Page excerpt -
<<<<

Water, electricity, gas: in Remaking Berlin, Timothy Moss presents a history of Berlin’s infrastructure networks from 1920 to 2020, and shows how their operation has varied with successive political regimes.

Reviewed: Timothy Moss, Remaking Berlin. A History of the City through Infrastructure, 1920–2020, Cambridge (Massachusetts), MIT Press, 2020, 472 pp.

For anyone interested in the history of cities, the case of Berlin is particularly rich. In less than a century, the German capital lived through a succession of different political regimes: the Weimar Republic, Nazi rule, the division of the city between two concomitant republics (one liberal and one socialist) for more than 40 years, and then, after the unification of Germany in 1990, its new status as national capital. This incomparable diversity of political regimes lends itself well to the study of an object that is renowned for its resistance to change and its insularity with regard to social contexts: infrastructure. Timothy Moss, the author of Remaking Berlin, masterfully calls into question these two received wisdoms in a fascinating monograph. His study is original in several regards. While infrastructure is typically examined sector by sector, Moss chooses to focus on five types of infrastructure simultaneously: electricity, gas, district heating, water, and wastewater treatment. This choice enables the reader to better understand the dynamics of competition at play and appreciate symmetries between the different networks considered. Moreover, analyzing the evolution of these networks over time, between 1920 and 2020, reveals continuities and changes in the treatment of these networks by heterogeneous political regimes.

Four important tensions emerge from the book. The way infrastructure companies were managed changed several times during the century under study, oscillating between municipalization—shareholding and majority control by the city—and privatization. During the Weimar Republic (1919–1933), networked services were controlled by the municipality. The municipality used them to drive industrial production and the modernization of domestic equipment. After a period of uncertainty due to hyperinflation, which peaked in 1923, the municipal infrastructure companies improved the quality and scope of their networks and offered relatively low tariffs, which rapidly increased the number of connected households. The profits of these companies contribute significantly to the municipal budget. This business model was challenged by the Great Depression and by municipal budget deficits that grew as a result of the crisis. Bewag, the Berlin electricity company, was privatized in 1931. Municipalization as a form of infrastructure management was revived under the Nazis because it allowed foreign, especially Jewish, shareholders to be expelled. The infrastructure companies, which were all state-owned in East Berlin and under majority or minority municipal control in West Berlin after the war, were finally all privatized in the 1990s. The reason for this was not so much poor performance, since Bewag and Berliner Wasserbetriebe (BWB), the water company, were profitable. Rather, the purpose of the sale was to replenish the city’s coffers, which had been left empty by massive deindustrialization and the fall in federal subsidies to Berlin after reunification. BWB was eventually re-municipalized in 2013, which shows how the triumph of any form of management (state-owned, municipal, private) depends on historically mobile political contexts.

>>>>

Extracted records -
<<<<

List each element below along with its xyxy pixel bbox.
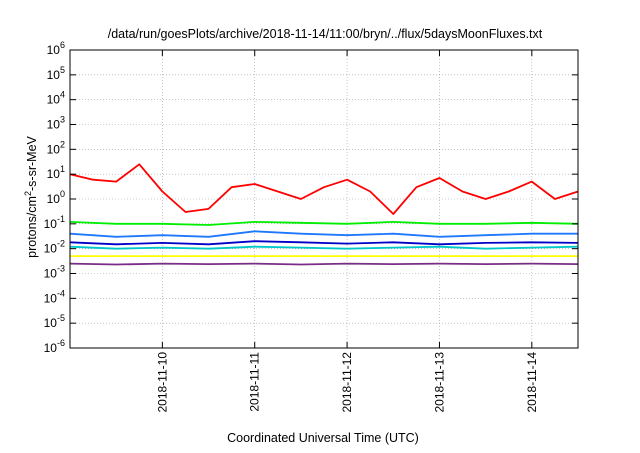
y-tick-label: 10-6: [44, 338, 65, 355]
y-tick-base: 10: [44, 242, 58, 256]
x-tick-label: 2018-11-11: [248, 352, 262, 412]
y-axis-label-base: protons/cm: [25, 196, 39, 258]
x-tick-label: 2018-11-12: [340, 352, 354, 413]
axes: 2018-11-10 2018-11-11 2018-11-12 2018-11-13…: [44, 40, 579, 413]
y-tick-base: 10: [47, 167, 61, 181]
y-tick-exp: 0: [60, 189, 65, 199]
y-tick-exp: 3: [60, 115, 65, 125]
y-tick-label: 10-4: [44, 288, 65, 305]
x-tick-label: 2018-11-13: [432, 352, 446, 413]
y-tick-exp: -6: [57, 338, 65, 348]
y-tick-label: 10-3: [44, 264, 65, 281]
x-axis-label: Coordinated Universal Time (UTC): [227, 431, 419, 445]
y-tick-label: 100: [47, 189, 65, 206]
y-axis-label: protons/cm2-s-sr-MeV: [23, 135, 39, 257]
y-tick-base: 10: [47, 118, 61, 132]
y-tick-label: 103: [47, 115, 65, 132]
y-tick-label: 106: [47, 40, 65, 57]
y-tick-base: 10: [47, 93, 61, 107]
y-tick-label: 101: [47, 164, 65, 181]
grid-lines: [70, 49, 578, 349]
y-tick-exp: 1: [60, 164, 65, 174]
x-tick-label: 2018-11-10: [155, 352, 169, 413]
y-axis-label-rest: -s-sr-MeV: [25, 135, 39, 191]
y-tick-base: 10: [44, 217, 58, 231]
series-line-1: [69, 221, 579, 226]
y-tick-exp: 6: [60, 40, 65, 50]
y-tick-exp: 5: [60, 65, 65, 75]
chart-title: /data/run/goesPlots/archive/2018-11-14/1…: [108, 27, 543, 41]
y-tick-exp: -3: [57, 264, 65, 274]
y-tick-base: 10: [47, 142, 61, 156]
y-tick-base: 10: [44, 267, 58, 281]
y-tick-exp: 2: [60, 139, 65, 149]
x-tick-label: 2018-11-14: [525, 352, 539, 413]
y-tick-base: 10: [44, 291, 58, 305]
y-tick-base: 10: [47, 192, 61, 206]
y-tick-label: 102: [47, 139, 65, 156]
y-tick-base: 10: [47, 43, 61, 57]
series-line-2: [69, 245, 579, 250]
y-tick-exp: 4: [60, 90, 65, 100]
y-tick-exp: -5: [57, 313, 65, 323]
series-lines: [69, 163, 579, 266]
series-line-6: [69, 262, 579, 266]
y-tick-exp: -4: [57, 288, 65, 298]
y-tick-label: 10-2: [44, 239, 65, 256]
y-tick-exp: -2: [57, 239, 65, 249]
y-tick-base: 10: [47, 68, 61, 82]
series-line-0: [69, 163, 579, 215]
y-axis-label-sup: 2: [23, 191, 33, 196]
y-tick-label: 10-1: [44, 214, 65, 231]
y-tick-base: 10: [44, 341, 58, 355]
y-tick-label: 10-5: [44, 313, 65, 330]
y-tick-label: 104: [47, 90, 65, 107]
y-tick-exp: -1: [57, 214, 65, 224]
plot-frame: [69, 49, 579, 349]
series-line-4: [69, 240, 579, 246]
y-tick-label: 105: [47, 65, 65, 82]
series-line-3: [69, 230, 578, 238]
y-tick-base: 10: [44, 316, 58, 330]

>>>>

Repeat the part of the review of Remaking Berlin that opens with the words containing "Water, electricity, gas: in" and closes with "successive political regimes.", copying it word for word.

Water, electricity, gas: in Remaking Berlin, Timothy Moss presents a history of Berlin’s infrastructure networks from 1920 to 2020, and shows how their operation has varied with successive political regimes.